— Task objective —
Copy out all the lines in the records that include the word "herňa".

(Stored data)
━━━━

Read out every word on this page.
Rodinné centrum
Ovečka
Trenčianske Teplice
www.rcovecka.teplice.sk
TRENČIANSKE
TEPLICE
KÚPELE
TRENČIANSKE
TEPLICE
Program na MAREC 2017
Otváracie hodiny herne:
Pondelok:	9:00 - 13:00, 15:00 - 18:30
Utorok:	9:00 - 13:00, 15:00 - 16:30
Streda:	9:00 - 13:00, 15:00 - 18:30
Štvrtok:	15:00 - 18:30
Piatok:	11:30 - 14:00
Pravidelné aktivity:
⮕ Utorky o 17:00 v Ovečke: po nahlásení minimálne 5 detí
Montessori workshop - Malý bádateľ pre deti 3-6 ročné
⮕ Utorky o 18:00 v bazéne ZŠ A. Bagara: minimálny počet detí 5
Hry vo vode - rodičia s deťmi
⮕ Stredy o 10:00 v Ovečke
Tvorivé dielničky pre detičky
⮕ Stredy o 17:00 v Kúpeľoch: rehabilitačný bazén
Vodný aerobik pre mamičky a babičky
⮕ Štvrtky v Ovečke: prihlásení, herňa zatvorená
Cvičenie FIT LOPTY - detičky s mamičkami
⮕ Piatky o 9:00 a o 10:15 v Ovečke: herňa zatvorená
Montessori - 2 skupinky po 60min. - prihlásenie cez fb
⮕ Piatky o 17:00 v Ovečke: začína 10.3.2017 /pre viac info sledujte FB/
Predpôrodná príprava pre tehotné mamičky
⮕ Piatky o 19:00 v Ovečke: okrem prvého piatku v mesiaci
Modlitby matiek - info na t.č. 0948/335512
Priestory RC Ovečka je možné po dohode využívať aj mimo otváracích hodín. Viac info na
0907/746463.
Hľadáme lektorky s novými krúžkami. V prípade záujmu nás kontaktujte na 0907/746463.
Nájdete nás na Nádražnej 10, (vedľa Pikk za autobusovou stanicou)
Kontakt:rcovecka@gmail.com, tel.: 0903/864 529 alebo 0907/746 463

━━━━

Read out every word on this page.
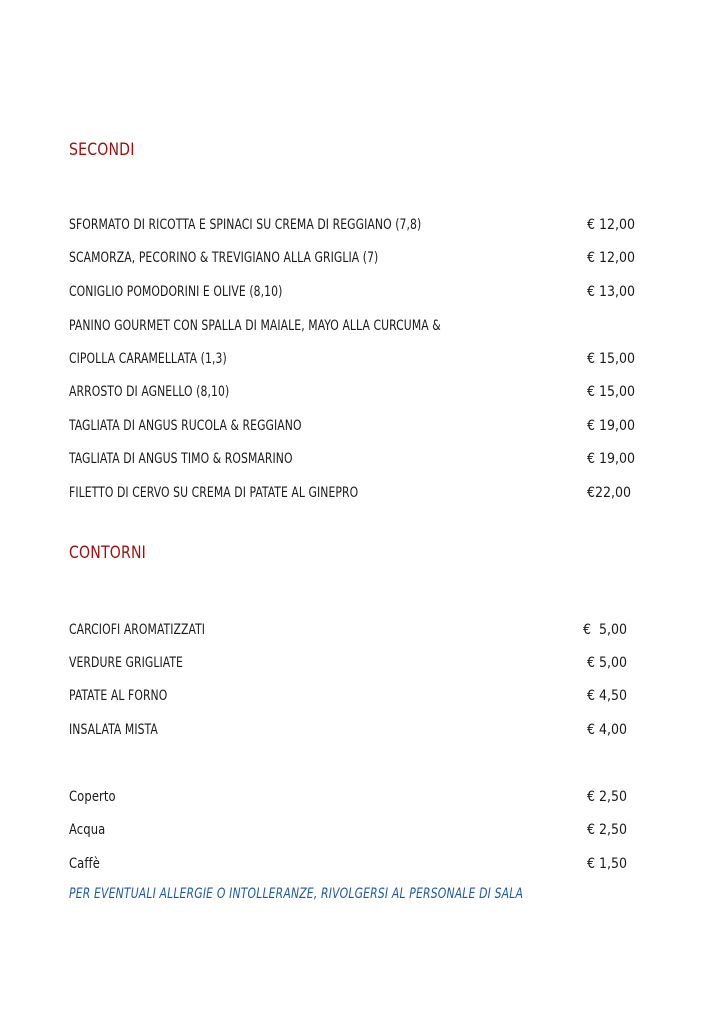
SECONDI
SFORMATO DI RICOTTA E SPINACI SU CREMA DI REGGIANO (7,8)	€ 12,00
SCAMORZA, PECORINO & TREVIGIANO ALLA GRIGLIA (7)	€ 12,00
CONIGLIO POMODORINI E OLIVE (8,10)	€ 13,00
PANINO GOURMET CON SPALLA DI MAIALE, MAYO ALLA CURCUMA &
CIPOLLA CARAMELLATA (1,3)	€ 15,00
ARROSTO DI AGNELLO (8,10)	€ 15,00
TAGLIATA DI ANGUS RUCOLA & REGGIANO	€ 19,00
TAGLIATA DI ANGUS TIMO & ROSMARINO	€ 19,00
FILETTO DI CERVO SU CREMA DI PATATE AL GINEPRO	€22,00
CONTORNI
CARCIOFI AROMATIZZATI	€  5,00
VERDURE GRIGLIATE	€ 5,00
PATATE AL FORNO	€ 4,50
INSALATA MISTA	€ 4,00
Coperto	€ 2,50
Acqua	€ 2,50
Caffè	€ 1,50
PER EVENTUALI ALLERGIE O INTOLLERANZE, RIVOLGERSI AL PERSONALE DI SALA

━━━━

— Response to the exercise —
⮕ Štvrtky v Ovečke: prihlásení, herňa zatvorená
⮕ Piatky o 9:00 a o 10:15 v Ovečke: herňa zatvorená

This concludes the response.